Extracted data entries
★ ★ ★

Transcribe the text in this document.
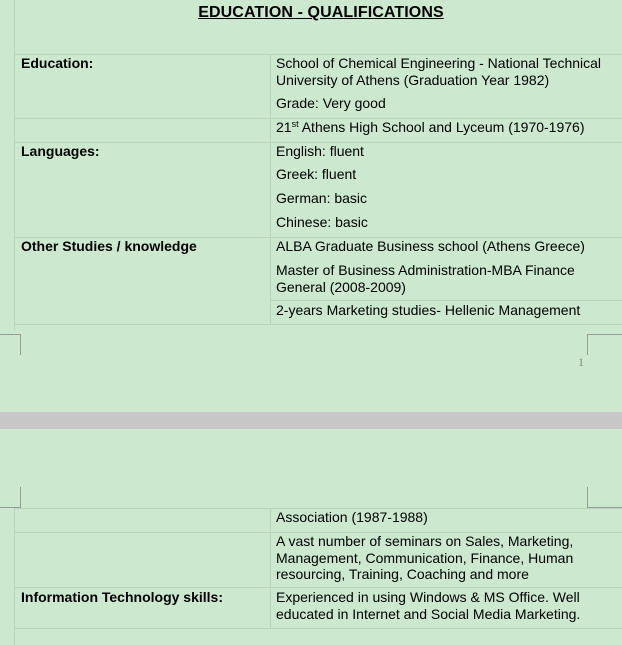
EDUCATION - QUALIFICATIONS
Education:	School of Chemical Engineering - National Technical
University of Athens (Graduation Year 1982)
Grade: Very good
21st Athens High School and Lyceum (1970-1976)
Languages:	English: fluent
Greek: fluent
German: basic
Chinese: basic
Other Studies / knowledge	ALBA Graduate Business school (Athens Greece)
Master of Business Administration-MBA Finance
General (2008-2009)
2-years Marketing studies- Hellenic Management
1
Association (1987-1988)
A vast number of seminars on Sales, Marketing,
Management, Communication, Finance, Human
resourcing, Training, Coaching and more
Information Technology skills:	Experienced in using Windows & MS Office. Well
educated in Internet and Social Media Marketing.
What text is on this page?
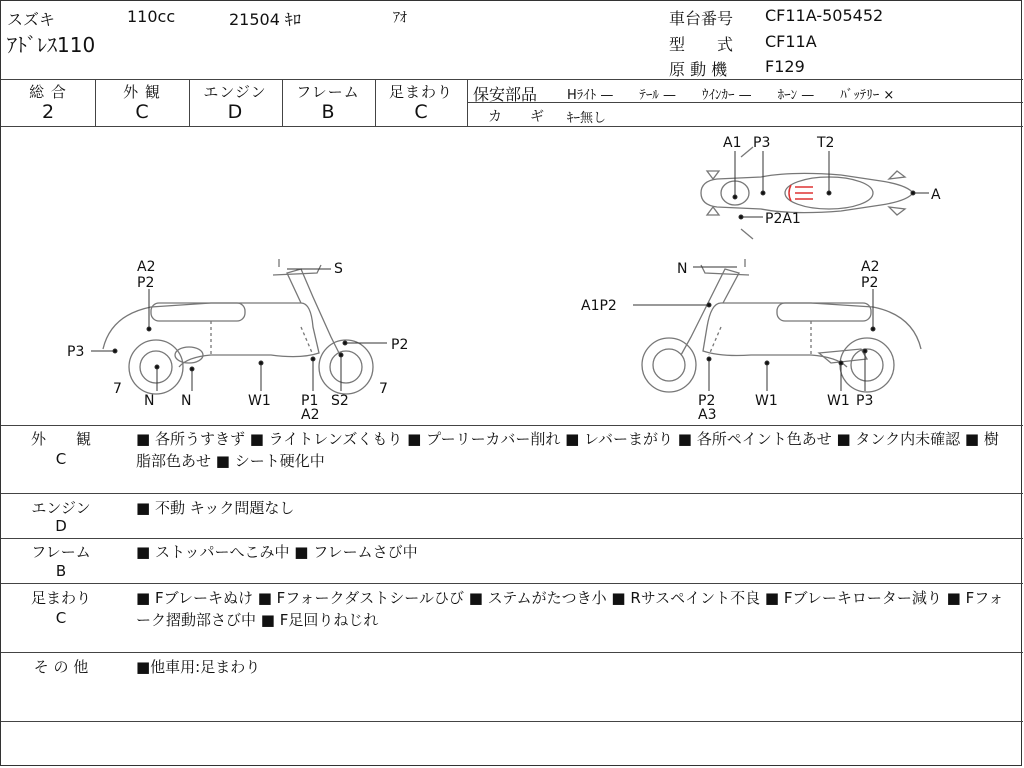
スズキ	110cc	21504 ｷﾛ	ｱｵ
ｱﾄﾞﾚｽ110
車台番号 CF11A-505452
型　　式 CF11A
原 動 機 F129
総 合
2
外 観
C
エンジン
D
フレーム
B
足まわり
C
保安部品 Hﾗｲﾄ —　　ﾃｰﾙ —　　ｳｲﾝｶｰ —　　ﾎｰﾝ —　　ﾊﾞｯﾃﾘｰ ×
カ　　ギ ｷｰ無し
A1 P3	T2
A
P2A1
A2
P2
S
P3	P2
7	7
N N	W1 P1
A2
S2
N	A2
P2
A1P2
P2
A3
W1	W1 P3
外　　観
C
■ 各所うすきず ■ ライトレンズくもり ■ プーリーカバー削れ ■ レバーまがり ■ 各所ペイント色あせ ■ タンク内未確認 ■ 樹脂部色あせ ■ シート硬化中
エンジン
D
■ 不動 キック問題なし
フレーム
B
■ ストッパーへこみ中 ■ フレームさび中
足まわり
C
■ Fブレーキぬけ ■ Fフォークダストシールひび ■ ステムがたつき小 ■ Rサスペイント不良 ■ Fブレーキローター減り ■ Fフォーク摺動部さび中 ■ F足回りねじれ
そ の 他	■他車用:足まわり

★ ★ ★

What the task requires: Using the listing, collect all lines in which the string "Management" is found.

The output:
2-years Marketing studies- Hellenic Management
Management, Communication, Finance, Human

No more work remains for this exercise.